- Exercise goal -
Examine the material below. Gather every line in which the string "modified" appears.
:: Dataset records ::
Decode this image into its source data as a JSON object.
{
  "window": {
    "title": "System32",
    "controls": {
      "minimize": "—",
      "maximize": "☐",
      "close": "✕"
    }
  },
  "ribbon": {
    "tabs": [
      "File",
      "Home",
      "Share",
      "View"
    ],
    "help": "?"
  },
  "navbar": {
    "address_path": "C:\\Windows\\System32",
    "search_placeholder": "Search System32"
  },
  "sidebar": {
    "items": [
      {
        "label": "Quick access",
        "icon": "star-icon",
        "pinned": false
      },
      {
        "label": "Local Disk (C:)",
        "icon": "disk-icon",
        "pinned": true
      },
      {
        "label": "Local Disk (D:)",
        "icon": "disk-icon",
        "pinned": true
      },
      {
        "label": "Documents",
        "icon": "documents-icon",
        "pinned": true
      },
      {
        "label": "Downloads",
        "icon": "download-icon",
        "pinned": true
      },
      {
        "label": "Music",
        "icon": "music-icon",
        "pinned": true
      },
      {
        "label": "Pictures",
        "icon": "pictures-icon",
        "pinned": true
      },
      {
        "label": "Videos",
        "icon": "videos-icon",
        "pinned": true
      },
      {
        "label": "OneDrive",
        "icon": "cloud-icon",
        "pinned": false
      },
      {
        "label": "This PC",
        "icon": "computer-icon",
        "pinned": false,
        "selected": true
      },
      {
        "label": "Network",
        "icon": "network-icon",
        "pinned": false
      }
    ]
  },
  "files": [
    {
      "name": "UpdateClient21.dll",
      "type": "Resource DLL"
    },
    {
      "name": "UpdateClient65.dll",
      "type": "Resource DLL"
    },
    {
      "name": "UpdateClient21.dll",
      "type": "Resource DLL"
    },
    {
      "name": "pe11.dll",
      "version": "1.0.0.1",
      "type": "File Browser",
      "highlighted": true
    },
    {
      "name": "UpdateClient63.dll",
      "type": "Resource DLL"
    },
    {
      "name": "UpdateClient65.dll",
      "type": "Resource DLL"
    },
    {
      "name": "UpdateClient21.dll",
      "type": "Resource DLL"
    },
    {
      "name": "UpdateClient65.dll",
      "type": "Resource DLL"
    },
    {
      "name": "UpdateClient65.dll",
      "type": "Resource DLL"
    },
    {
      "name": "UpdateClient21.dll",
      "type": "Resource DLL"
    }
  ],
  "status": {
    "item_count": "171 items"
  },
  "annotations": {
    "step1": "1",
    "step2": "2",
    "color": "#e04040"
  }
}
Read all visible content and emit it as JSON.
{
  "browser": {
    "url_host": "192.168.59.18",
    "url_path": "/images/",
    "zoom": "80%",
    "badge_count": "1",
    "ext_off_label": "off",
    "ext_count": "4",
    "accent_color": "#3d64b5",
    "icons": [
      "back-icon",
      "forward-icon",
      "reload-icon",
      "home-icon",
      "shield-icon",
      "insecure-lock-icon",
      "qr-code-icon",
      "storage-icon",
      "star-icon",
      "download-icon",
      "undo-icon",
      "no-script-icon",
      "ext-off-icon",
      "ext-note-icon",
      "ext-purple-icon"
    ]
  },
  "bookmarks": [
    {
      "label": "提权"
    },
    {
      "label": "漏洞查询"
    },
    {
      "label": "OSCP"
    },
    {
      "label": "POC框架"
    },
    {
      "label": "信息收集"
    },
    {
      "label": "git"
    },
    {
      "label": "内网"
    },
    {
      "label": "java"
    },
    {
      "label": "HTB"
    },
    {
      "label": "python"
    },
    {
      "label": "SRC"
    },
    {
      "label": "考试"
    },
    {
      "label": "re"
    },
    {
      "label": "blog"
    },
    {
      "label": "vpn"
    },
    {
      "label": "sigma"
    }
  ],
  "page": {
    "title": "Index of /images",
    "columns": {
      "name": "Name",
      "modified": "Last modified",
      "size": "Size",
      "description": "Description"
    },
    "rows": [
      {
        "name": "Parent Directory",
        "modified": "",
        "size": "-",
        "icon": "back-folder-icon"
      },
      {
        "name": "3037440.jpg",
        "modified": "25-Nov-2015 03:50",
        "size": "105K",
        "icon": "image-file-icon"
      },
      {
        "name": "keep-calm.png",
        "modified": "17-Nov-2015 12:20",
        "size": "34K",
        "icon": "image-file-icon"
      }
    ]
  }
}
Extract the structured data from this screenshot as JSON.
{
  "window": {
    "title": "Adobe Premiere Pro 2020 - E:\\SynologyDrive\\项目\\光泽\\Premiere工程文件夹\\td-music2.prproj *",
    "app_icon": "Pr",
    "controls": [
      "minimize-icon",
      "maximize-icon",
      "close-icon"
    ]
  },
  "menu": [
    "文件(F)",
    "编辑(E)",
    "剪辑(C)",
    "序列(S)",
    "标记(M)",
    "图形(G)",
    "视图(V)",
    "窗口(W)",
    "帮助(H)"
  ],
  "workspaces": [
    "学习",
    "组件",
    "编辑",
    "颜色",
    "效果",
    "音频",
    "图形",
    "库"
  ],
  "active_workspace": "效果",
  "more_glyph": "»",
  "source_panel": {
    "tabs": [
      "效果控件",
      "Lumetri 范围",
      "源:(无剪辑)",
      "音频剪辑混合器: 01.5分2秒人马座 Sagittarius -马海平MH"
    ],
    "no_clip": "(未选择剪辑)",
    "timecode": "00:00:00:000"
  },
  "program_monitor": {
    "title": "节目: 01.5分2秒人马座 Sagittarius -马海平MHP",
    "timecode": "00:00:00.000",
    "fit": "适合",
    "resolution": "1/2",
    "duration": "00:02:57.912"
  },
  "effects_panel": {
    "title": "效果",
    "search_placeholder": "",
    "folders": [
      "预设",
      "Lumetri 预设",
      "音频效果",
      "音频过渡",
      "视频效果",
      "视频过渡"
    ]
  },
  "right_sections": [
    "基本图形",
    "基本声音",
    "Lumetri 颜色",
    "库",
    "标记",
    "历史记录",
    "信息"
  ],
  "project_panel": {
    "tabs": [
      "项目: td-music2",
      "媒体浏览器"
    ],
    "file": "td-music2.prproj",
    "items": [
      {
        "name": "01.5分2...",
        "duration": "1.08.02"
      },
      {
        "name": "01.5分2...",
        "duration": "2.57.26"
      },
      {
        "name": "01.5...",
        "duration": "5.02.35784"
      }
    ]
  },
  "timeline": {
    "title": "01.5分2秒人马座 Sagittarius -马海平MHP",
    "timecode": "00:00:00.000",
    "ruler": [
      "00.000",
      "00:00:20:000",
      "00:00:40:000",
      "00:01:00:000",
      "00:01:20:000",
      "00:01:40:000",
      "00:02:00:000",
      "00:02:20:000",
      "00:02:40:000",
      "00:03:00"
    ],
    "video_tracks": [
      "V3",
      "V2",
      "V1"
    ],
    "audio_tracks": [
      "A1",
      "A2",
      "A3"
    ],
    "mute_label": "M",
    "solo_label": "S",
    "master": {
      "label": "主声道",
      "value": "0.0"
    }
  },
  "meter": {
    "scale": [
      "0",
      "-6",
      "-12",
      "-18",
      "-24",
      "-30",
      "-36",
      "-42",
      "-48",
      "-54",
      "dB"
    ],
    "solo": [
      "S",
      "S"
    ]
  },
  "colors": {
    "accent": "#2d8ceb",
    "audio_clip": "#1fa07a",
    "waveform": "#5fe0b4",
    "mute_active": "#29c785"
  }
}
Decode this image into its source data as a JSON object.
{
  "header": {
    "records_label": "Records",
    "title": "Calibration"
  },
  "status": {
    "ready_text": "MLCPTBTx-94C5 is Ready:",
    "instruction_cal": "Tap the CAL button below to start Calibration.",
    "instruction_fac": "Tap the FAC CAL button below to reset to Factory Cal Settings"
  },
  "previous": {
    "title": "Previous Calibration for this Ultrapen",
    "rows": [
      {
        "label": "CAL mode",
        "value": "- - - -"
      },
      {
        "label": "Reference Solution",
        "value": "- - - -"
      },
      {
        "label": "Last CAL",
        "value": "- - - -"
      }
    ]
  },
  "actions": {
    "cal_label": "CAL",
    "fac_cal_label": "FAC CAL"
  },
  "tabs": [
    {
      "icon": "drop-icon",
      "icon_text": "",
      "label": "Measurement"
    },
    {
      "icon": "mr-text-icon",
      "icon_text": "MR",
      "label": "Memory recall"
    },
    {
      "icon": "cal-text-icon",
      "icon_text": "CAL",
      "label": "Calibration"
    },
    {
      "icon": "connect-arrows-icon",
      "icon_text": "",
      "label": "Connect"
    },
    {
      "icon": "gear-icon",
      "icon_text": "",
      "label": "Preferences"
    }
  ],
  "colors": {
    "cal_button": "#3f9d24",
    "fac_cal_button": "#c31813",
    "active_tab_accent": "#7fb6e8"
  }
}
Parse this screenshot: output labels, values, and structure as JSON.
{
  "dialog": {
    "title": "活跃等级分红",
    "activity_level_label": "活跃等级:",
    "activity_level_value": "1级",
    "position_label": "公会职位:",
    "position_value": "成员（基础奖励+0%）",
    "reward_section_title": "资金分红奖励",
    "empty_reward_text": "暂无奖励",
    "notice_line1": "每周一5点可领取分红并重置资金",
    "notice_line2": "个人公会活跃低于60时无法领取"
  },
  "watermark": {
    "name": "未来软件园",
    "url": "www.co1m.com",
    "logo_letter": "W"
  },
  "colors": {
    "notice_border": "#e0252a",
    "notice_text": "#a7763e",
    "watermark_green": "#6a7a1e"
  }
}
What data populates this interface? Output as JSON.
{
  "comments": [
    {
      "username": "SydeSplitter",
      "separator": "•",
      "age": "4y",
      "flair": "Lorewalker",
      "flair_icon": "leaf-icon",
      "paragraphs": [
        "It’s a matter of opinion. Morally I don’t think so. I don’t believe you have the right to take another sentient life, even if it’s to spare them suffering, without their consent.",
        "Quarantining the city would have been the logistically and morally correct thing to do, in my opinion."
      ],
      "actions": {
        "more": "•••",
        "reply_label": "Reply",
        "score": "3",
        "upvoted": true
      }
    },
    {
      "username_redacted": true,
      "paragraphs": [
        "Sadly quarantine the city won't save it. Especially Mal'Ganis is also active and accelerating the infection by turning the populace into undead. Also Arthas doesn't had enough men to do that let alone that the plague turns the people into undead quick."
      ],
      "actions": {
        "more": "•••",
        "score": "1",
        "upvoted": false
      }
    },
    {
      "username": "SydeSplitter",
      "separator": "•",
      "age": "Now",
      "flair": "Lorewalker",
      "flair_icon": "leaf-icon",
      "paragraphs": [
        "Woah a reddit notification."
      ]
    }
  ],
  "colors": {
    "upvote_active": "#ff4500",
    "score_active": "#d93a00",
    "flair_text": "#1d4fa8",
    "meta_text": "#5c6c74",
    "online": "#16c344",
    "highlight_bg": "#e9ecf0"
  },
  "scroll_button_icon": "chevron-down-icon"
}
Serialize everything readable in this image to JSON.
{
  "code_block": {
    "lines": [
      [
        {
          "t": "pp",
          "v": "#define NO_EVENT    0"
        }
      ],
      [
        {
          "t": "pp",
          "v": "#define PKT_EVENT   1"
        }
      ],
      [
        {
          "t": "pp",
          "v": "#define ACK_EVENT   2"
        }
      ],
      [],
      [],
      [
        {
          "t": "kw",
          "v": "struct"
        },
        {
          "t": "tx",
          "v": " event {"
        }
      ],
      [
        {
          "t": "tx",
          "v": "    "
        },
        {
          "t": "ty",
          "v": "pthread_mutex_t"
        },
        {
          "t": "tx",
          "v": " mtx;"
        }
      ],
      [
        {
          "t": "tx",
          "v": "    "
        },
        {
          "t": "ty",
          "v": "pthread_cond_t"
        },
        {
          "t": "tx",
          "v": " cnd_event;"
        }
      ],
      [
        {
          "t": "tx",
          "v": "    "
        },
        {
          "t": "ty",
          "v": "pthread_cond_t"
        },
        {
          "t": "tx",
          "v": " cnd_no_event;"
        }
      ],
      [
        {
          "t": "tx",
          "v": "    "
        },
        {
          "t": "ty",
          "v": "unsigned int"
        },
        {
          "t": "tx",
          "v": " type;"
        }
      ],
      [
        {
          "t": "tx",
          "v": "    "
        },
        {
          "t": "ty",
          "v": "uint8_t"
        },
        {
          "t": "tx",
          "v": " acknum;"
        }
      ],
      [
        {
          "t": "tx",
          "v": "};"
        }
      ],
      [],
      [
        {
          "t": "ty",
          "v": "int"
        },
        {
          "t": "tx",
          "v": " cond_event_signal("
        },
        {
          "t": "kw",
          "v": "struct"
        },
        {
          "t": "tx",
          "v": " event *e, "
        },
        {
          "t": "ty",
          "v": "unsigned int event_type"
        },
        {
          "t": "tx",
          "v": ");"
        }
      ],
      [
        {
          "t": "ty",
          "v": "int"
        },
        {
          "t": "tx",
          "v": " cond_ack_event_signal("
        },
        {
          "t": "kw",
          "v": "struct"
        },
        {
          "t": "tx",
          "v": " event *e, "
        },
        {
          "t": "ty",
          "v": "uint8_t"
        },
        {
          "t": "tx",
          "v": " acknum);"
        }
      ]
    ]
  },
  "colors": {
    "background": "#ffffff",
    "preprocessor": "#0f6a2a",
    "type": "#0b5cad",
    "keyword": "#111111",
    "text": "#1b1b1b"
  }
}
:::
- Result of this exercise -
      "modified": "Last modified",
        "modified": "",
        "modified": "25-Nov-2015 03:50",
        "modified": "17-Nov-2015 12:20",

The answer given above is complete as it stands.